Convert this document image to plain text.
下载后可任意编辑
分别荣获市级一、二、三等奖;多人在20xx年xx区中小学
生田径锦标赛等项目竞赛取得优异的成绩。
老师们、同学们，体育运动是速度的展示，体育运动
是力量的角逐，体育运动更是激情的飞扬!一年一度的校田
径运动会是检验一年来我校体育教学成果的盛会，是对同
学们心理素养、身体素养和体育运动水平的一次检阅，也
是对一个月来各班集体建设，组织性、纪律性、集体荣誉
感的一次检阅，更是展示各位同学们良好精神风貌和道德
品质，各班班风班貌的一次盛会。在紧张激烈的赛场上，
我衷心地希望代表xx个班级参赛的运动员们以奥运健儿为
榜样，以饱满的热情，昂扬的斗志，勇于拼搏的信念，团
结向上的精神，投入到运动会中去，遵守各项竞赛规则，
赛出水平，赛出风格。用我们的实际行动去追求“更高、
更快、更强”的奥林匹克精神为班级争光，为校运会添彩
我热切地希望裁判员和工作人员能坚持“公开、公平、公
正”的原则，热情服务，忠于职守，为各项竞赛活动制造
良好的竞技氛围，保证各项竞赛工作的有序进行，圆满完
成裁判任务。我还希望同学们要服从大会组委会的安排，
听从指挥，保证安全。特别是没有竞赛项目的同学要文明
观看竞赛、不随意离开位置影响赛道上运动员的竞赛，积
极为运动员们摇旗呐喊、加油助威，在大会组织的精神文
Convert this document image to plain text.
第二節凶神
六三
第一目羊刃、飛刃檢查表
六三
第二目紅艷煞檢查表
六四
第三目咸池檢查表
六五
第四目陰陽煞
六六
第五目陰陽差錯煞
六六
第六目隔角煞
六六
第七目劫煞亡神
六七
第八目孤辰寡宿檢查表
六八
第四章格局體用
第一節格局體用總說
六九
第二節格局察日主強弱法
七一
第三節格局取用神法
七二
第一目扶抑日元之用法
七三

+ + + + +

**THE REQUEST**
Type out the material again exactly as presented.

**FINISHED ANSWER**
Convert this document image to plain text.
下载后可任意编辑
分别荣获市级一、二、三等奖;多人在20xx年xx区中小学
生田径锦标赛等项目竞赛取得优异的成绩。
老师们、同学们，体育运动是速度的展示，体育运动
是力量的角逐，体育运动更是激情的飞扬!一年一度的校田
径运动会是检验一年来我校体育教学成果的盛会，是对同
学们心理素养、身体素养和体育运动水平的一次检阅，也
是对一个月来各班集体建设，组织性、纪律性、集体荣誉
感的一次检阅，更是展示各位同学们良好精神风貌和道德
品质，各班班风班貌的一次盛会。在紧张激烈的赛场上，
我衷心地希望代表xx个班级参赛的运动员们以奥运健儿为
榜样，以饱满的热情，昂扬的斗志，勇于拼搏的信念，团
结向上的精神，投入到运动会中去，遵守各项竞赛规则，
赛出水平，赛出风格。用我们的实际行动去追求“更高、
更快、更强”的奥林匹克精神为班级争光，为校运会添彩
我热切地希望裁判员和工作人员能坚持“公开、公平、公
正”的原则，热情服务，忠于职守，为各项竞赛活动制造
良好的竞技氛围，保证各项竞赛工作的有序进行，圆满完
成裁判任务。我还希望同学们要服从大会组委会的安排，
听从指挥，保证安全。特别是没有竞赛项目的同学要文明
观看竞赛、不随意离开位置影响赛道上运动员的竞赛，积
极为运动员们摇旗呐喊、加油助威，在大会组织的精神文
Convert this document image to plain text.
第二節凶神
六三
第一目羊刃、飛刃檢查表
六三
第二目紅艷煞檢查表
六四
第三目咸池檢查表
六五
第四目陰陽煞
六六
第五目陰陽差錯煞
六六
第六目隔角煞
六六
第七目劫煞亡神
六七
第八目孤辰寡宿檢查表
六八
第四章格局體用
第一節格局體用總說
六九
第二節格局察日主強弱法
七一
第三節格局取用神法
七二
第一目扶抑日元之用法
七三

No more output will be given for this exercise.